- [SOURCE MATERIAL]:
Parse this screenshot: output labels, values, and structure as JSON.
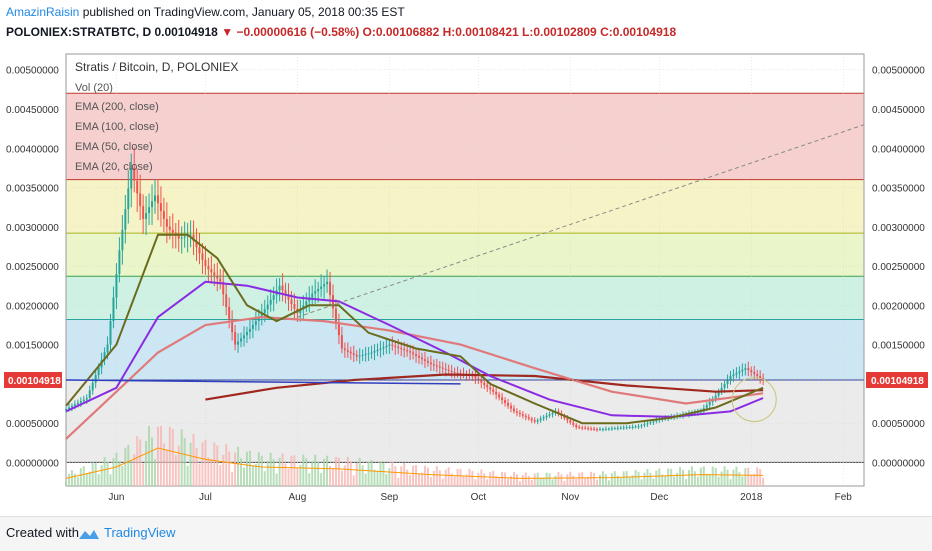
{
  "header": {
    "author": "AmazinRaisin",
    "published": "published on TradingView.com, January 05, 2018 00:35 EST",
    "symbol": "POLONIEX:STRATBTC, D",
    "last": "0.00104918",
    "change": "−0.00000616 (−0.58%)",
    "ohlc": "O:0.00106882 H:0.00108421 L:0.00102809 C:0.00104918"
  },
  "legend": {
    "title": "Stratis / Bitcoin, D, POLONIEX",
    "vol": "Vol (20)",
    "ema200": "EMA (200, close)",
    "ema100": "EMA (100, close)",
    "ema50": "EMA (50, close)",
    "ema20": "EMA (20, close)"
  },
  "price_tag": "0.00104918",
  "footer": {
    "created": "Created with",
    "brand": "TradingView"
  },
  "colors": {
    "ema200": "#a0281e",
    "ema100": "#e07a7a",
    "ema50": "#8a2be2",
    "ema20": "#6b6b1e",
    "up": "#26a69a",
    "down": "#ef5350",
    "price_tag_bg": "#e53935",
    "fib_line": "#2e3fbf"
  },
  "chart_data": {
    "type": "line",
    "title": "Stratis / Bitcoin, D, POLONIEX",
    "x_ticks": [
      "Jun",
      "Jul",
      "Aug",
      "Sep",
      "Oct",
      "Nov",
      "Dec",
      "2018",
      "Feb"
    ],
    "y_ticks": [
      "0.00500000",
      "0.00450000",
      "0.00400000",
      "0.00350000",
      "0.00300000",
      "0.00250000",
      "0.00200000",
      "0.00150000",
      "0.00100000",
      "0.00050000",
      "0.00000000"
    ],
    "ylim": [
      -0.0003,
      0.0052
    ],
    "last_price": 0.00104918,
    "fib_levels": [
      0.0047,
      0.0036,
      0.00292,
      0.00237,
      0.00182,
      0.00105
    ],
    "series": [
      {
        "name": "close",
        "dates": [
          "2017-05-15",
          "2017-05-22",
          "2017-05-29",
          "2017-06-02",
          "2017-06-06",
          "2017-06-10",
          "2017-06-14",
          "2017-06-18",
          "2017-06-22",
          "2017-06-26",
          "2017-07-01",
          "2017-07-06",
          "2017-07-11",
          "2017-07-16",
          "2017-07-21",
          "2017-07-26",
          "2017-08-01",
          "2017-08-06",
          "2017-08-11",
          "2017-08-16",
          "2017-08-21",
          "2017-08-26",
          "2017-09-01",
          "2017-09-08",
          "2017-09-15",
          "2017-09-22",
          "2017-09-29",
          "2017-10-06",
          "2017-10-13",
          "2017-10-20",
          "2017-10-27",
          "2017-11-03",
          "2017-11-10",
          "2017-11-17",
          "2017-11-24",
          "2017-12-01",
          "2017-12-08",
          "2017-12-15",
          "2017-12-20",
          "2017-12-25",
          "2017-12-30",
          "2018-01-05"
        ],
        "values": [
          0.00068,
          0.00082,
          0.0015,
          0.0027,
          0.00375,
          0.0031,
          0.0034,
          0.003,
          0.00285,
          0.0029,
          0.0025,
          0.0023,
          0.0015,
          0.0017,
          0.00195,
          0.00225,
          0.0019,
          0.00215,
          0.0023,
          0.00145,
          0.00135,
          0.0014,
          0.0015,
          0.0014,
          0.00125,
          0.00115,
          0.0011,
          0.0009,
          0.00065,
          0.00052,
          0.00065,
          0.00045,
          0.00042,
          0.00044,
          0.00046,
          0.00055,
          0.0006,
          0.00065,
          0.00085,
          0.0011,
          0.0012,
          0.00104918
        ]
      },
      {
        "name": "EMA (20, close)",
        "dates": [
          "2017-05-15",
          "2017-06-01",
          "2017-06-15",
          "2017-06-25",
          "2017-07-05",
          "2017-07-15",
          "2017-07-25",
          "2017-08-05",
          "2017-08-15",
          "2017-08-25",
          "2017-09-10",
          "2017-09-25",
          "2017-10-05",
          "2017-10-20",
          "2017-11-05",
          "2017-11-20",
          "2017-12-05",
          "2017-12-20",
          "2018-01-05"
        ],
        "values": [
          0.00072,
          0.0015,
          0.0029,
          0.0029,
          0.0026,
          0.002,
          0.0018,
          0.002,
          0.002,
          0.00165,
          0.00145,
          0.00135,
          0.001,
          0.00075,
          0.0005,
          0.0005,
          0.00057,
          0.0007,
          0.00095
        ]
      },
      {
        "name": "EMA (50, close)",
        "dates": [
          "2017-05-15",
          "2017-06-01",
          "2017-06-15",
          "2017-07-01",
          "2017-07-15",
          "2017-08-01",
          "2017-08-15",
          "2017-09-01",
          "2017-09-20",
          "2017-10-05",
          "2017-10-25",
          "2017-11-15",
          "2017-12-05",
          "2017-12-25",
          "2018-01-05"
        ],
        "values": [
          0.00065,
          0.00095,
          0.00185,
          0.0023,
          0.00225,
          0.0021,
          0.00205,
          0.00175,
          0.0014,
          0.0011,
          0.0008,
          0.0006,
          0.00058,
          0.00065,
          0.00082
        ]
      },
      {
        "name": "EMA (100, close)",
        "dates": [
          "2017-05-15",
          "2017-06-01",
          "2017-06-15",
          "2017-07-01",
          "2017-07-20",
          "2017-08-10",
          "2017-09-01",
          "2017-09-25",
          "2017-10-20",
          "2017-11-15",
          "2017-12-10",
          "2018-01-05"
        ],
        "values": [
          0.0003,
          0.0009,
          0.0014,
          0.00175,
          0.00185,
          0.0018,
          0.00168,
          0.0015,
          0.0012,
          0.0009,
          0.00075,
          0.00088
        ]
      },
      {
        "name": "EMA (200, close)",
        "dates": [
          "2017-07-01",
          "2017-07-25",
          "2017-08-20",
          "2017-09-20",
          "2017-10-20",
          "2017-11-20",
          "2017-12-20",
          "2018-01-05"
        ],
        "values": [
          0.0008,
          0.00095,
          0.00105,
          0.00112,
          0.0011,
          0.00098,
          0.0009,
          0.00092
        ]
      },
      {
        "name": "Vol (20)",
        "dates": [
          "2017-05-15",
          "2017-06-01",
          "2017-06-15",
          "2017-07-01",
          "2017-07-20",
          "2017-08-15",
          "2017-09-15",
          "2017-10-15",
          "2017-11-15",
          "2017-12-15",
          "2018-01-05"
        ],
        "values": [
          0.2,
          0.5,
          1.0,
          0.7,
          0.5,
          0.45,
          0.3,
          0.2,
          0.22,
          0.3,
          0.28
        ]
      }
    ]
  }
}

- [PROBLEM TO SOLVE]: Identify the lines in the entries above that contain "name", then copy them out.

- [ANSWER FOR THIS EXERCISE]:
        "name": "close",
        "name": "EMA (20, close)",
        "name": "EMA (50, close)",
        "name": "EMA (100, close)",
        "name": "EMA (200, close)",
        "name": "Vol (20)",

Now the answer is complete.